WHAT TO WORK ON
Read the material below and tally how many lines hold the word "JSON", giving the number and nothing else.

EXERCISE INPUTS
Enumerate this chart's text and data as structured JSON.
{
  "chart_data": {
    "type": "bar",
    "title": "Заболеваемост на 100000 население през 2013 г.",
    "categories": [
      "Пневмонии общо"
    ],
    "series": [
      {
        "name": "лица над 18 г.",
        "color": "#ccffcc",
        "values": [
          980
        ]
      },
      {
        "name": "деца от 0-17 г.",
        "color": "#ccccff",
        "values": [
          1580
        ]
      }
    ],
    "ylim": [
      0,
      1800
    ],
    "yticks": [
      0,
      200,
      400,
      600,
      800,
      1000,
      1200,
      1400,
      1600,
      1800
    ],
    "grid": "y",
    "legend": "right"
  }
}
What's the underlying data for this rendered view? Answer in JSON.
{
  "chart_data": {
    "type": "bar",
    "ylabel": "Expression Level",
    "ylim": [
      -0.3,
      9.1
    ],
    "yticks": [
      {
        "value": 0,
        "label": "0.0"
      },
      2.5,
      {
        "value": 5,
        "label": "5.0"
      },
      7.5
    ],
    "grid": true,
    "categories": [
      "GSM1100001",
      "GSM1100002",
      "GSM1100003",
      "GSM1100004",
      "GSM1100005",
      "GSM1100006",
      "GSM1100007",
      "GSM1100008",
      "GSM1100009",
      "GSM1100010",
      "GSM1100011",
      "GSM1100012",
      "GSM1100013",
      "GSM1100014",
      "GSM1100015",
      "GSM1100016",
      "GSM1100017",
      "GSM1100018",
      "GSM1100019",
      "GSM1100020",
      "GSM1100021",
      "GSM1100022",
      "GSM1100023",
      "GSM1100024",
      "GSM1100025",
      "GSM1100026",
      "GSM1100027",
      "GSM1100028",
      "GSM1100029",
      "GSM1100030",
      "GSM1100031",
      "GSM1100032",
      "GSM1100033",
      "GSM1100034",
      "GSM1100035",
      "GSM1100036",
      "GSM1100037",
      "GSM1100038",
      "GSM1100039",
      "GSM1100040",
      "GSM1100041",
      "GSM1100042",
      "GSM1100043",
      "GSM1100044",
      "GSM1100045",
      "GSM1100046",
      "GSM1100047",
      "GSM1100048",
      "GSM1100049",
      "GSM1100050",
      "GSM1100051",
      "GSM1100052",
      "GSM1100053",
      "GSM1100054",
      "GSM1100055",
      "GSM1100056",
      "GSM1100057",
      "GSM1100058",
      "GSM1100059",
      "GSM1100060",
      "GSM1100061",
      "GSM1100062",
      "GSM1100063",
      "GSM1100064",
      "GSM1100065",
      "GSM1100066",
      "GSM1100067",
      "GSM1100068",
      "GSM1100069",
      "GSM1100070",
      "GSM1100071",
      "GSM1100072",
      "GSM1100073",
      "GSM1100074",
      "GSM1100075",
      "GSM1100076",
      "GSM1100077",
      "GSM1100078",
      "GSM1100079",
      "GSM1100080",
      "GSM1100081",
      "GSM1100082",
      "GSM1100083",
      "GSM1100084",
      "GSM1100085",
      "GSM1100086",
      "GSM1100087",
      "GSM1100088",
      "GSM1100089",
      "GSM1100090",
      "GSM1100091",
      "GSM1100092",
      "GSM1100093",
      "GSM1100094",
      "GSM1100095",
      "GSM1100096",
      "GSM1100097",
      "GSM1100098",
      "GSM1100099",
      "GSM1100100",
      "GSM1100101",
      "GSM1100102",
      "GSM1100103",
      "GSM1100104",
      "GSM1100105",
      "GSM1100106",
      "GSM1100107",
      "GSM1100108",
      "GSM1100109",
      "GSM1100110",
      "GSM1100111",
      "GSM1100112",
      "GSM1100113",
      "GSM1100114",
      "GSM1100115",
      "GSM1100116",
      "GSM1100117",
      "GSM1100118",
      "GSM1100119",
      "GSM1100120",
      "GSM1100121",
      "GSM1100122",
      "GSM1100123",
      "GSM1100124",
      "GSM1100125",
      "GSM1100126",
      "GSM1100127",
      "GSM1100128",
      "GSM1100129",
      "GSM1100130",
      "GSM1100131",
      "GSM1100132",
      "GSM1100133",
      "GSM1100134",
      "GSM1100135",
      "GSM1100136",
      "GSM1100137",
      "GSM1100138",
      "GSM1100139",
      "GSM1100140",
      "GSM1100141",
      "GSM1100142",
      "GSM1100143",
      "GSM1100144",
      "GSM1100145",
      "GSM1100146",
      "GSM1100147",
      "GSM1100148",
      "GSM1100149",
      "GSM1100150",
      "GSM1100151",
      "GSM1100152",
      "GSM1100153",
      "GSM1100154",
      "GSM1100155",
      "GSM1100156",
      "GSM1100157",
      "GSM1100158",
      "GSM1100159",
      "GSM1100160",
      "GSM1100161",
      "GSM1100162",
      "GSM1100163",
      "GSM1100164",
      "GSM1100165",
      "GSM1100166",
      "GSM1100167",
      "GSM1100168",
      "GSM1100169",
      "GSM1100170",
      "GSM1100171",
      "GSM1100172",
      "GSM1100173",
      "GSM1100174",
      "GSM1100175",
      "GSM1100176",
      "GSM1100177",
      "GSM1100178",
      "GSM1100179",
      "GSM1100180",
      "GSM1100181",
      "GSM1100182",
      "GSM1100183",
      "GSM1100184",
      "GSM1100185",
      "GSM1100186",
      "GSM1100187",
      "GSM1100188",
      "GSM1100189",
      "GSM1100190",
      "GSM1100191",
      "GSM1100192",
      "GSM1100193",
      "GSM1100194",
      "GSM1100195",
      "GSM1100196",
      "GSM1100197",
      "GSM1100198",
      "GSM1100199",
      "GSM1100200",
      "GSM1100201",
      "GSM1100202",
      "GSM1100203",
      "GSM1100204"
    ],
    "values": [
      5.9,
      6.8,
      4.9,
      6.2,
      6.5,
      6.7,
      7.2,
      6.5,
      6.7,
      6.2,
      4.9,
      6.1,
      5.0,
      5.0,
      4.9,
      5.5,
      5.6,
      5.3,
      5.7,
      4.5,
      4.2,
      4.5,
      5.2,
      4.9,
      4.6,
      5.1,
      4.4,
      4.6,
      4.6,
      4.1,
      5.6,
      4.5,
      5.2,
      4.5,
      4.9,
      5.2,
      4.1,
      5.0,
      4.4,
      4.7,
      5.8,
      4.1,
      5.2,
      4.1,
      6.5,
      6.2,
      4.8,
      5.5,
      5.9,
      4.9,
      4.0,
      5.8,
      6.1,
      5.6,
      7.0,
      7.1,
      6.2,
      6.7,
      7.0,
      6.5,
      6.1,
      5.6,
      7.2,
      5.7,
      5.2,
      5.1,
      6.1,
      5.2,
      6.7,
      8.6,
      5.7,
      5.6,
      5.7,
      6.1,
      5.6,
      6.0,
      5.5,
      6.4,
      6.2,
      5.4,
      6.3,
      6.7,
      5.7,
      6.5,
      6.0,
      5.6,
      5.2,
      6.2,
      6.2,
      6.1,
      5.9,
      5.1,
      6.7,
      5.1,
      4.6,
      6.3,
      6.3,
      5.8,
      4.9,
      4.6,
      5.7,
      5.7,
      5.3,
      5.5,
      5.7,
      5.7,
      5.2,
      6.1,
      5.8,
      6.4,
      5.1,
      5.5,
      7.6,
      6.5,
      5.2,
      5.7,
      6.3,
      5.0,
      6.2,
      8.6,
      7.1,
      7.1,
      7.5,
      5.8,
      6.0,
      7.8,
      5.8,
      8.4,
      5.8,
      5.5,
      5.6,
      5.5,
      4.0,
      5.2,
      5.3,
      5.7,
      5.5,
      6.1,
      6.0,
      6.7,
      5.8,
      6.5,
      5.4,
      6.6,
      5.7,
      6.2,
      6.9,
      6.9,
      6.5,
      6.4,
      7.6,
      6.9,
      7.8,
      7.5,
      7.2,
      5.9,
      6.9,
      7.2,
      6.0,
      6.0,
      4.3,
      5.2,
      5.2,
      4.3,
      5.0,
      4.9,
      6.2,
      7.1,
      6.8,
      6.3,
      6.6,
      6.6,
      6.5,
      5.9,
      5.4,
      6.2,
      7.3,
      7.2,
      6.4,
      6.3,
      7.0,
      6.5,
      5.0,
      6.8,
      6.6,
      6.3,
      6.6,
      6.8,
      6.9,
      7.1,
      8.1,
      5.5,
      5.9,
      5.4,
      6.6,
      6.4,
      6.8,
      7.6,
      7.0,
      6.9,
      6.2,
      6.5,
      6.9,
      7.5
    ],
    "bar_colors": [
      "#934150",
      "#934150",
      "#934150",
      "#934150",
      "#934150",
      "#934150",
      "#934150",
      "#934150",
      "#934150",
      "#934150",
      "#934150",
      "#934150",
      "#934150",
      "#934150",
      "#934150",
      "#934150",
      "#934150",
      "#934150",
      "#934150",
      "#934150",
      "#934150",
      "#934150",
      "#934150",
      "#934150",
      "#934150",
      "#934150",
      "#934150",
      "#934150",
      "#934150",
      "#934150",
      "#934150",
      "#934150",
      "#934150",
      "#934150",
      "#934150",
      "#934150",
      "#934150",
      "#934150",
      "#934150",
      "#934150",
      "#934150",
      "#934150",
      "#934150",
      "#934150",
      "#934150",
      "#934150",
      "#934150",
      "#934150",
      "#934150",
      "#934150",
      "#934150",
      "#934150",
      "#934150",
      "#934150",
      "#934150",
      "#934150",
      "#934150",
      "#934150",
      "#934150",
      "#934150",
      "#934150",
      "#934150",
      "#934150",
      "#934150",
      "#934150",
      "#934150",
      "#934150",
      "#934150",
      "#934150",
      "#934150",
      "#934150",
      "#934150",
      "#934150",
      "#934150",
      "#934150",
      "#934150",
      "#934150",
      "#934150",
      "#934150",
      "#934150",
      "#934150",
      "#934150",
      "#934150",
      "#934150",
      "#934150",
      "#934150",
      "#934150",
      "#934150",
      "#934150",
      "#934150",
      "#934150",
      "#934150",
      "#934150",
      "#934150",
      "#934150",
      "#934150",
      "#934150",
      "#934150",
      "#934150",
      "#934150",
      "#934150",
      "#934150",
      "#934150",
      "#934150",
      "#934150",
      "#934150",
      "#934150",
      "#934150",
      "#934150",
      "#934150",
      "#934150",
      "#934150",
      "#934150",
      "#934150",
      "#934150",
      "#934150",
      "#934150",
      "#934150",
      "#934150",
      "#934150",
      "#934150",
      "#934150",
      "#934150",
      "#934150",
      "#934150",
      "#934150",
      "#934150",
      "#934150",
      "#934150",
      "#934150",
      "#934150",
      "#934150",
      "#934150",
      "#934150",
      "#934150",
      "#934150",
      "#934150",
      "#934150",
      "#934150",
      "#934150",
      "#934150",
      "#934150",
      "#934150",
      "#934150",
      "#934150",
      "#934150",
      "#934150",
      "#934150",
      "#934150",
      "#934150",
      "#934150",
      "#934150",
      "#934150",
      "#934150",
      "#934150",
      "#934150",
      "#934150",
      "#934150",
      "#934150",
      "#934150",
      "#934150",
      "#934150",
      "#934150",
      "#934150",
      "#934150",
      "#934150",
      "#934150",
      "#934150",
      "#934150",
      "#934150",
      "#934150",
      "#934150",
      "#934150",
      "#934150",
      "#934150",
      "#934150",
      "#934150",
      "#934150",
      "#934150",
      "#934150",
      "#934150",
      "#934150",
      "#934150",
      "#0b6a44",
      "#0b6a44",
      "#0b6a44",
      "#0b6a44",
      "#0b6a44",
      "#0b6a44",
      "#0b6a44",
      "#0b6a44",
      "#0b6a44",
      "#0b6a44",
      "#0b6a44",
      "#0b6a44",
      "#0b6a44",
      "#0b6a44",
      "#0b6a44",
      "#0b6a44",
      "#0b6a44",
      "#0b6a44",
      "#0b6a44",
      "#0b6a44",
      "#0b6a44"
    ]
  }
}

ANSWER TO THE PROBLEM
2